[Stated exercise] Extract from the listing each line in which the word "tasks" appears.
※
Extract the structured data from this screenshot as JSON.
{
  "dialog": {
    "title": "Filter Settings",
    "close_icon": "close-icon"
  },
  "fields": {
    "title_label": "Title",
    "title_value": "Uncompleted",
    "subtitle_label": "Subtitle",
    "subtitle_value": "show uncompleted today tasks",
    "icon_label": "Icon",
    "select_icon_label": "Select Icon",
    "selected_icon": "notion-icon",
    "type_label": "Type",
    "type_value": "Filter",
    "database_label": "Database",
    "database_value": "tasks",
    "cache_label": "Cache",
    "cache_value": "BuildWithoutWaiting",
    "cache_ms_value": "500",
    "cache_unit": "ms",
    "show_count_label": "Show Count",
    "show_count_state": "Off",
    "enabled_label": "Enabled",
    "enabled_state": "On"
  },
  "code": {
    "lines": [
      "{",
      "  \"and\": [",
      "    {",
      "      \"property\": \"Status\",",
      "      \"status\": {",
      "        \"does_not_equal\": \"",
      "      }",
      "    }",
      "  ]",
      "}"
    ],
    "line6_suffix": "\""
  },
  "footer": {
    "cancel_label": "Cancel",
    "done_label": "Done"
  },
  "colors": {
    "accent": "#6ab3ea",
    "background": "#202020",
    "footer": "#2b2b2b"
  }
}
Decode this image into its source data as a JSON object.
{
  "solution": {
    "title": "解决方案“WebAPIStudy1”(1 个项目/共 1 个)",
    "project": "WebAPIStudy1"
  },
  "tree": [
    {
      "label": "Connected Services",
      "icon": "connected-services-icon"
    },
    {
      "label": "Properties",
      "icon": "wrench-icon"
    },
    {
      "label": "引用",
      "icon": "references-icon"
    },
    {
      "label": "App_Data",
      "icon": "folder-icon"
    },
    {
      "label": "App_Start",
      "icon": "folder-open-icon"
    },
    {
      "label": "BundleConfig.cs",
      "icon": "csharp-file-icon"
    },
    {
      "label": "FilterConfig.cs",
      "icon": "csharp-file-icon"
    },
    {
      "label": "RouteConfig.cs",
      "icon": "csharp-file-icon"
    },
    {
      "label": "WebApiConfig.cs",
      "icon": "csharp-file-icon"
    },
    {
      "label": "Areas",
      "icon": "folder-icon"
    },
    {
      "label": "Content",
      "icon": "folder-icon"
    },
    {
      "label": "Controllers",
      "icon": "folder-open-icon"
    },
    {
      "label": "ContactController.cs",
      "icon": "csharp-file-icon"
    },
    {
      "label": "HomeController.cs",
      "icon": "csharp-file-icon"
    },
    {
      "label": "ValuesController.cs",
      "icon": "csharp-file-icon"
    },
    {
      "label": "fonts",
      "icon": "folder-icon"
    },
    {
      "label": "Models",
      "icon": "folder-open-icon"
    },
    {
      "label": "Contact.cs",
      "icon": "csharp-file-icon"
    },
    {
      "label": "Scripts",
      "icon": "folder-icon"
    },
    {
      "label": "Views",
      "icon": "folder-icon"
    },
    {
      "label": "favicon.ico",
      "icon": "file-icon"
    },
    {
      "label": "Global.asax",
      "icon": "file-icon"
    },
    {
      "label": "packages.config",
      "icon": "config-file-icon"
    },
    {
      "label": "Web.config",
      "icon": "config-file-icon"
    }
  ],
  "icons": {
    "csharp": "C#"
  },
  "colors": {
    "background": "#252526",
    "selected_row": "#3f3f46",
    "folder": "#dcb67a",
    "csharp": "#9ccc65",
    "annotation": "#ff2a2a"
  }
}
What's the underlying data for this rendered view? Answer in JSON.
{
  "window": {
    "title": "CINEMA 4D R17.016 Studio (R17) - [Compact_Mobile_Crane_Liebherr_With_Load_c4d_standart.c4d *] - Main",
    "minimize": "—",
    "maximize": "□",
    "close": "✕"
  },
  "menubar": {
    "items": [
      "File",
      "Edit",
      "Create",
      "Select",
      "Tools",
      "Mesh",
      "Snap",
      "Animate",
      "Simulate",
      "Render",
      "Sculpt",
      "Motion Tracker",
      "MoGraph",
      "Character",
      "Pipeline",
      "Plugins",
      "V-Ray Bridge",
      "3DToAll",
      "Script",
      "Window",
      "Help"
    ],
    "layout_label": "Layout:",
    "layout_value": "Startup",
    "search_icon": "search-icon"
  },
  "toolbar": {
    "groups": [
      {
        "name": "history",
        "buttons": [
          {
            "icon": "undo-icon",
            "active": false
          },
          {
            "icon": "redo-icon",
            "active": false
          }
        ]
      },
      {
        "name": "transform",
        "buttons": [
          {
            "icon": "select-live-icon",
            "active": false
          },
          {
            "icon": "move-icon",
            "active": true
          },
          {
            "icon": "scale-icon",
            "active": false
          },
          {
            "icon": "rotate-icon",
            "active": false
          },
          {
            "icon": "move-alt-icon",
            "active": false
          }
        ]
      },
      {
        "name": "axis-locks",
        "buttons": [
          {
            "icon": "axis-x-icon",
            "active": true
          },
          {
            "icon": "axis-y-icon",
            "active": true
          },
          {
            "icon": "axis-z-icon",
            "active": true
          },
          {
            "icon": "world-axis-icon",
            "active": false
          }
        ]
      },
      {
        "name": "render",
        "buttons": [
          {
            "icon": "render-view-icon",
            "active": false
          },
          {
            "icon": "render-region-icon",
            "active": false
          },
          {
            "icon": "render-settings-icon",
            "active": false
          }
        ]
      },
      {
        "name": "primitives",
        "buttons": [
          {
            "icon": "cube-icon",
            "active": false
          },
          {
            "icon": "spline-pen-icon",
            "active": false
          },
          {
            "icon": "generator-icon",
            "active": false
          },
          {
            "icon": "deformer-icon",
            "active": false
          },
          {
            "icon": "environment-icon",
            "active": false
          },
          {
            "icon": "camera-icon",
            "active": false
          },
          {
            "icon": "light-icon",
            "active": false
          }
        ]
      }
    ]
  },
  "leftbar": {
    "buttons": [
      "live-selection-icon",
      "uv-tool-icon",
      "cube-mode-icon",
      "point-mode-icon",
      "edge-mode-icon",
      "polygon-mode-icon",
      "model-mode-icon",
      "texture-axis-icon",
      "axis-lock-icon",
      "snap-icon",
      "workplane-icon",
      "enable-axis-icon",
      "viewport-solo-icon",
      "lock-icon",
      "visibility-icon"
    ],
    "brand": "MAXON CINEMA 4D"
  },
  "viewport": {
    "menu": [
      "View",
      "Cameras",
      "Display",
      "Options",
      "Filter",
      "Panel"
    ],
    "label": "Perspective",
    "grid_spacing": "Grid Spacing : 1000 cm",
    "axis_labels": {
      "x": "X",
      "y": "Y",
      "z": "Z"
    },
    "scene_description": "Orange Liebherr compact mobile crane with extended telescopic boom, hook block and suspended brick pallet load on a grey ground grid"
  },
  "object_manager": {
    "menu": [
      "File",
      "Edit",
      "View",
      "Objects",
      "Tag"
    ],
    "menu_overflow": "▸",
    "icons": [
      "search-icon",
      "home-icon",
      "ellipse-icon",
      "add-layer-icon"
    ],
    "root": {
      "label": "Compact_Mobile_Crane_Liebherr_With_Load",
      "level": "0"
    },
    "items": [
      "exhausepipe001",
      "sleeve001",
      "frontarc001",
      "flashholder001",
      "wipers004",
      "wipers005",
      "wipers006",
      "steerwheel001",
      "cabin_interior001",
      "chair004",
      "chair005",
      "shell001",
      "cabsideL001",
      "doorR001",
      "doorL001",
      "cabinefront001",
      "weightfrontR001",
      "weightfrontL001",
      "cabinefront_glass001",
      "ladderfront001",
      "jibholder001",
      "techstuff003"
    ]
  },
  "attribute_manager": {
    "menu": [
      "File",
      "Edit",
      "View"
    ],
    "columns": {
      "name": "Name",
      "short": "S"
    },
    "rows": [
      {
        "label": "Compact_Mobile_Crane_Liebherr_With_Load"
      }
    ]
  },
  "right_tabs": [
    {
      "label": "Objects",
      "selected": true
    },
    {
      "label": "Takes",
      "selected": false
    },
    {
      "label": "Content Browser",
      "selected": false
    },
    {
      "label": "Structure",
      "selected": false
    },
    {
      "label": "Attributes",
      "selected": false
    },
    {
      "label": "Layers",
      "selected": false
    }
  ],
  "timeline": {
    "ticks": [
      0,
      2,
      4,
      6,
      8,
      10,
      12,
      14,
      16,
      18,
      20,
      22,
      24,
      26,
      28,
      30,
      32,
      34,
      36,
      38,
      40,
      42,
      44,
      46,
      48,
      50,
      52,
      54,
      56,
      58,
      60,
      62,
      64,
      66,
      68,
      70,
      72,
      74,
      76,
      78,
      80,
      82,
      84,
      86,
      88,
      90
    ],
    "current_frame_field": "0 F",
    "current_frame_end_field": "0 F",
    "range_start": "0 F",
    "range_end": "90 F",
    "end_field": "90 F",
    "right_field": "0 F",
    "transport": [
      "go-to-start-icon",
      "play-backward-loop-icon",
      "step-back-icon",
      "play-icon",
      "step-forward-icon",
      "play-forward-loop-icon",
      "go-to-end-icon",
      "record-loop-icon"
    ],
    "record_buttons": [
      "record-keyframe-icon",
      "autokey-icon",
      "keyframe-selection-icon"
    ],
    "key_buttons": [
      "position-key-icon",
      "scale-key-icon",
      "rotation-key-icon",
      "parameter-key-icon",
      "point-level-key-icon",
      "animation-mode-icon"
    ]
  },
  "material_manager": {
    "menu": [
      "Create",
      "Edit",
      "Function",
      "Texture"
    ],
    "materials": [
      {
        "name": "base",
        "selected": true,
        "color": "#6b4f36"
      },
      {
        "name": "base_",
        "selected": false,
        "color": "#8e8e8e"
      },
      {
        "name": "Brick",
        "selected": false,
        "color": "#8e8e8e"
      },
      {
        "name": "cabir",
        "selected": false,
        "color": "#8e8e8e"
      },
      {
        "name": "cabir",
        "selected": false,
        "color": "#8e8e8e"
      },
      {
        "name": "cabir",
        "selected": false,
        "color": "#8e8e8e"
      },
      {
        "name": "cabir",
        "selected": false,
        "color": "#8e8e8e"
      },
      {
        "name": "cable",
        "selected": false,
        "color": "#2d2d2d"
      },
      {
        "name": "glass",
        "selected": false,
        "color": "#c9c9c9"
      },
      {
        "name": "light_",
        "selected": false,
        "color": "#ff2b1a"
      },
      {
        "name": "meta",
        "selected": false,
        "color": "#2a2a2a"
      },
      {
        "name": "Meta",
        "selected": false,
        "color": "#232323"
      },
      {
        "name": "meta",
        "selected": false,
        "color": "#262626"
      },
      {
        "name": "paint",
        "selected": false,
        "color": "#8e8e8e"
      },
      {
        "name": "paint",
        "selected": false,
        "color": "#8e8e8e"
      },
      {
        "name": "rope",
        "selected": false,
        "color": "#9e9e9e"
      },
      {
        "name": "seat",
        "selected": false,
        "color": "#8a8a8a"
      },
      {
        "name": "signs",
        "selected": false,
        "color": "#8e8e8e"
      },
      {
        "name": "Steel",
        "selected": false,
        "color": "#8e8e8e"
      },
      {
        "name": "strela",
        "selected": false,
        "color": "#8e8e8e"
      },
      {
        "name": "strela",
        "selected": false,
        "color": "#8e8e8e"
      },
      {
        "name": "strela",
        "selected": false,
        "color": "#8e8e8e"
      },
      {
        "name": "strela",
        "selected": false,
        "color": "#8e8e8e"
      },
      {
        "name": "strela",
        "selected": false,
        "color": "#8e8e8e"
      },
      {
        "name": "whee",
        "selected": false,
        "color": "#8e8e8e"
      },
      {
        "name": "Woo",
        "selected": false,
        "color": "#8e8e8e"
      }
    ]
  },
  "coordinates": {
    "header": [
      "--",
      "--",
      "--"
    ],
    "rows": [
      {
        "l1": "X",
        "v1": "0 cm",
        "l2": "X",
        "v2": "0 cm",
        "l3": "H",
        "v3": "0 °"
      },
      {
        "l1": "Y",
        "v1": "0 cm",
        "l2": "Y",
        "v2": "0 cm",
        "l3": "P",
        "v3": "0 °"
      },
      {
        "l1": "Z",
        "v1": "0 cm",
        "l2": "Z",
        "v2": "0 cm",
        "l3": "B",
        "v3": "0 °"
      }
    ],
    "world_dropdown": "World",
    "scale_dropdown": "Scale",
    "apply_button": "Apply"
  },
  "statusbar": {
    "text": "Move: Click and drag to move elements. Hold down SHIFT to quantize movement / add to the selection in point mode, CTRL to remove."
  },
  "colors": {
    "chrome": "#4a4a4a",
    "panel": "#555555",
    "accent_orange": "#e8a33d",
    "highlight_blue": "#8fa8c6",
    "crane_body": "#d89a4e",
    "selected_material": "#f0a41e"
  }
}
※
[Solution for this exercise]
    "subtitle_value": "show uncompleted today tasks",
    "database_value": "tasks",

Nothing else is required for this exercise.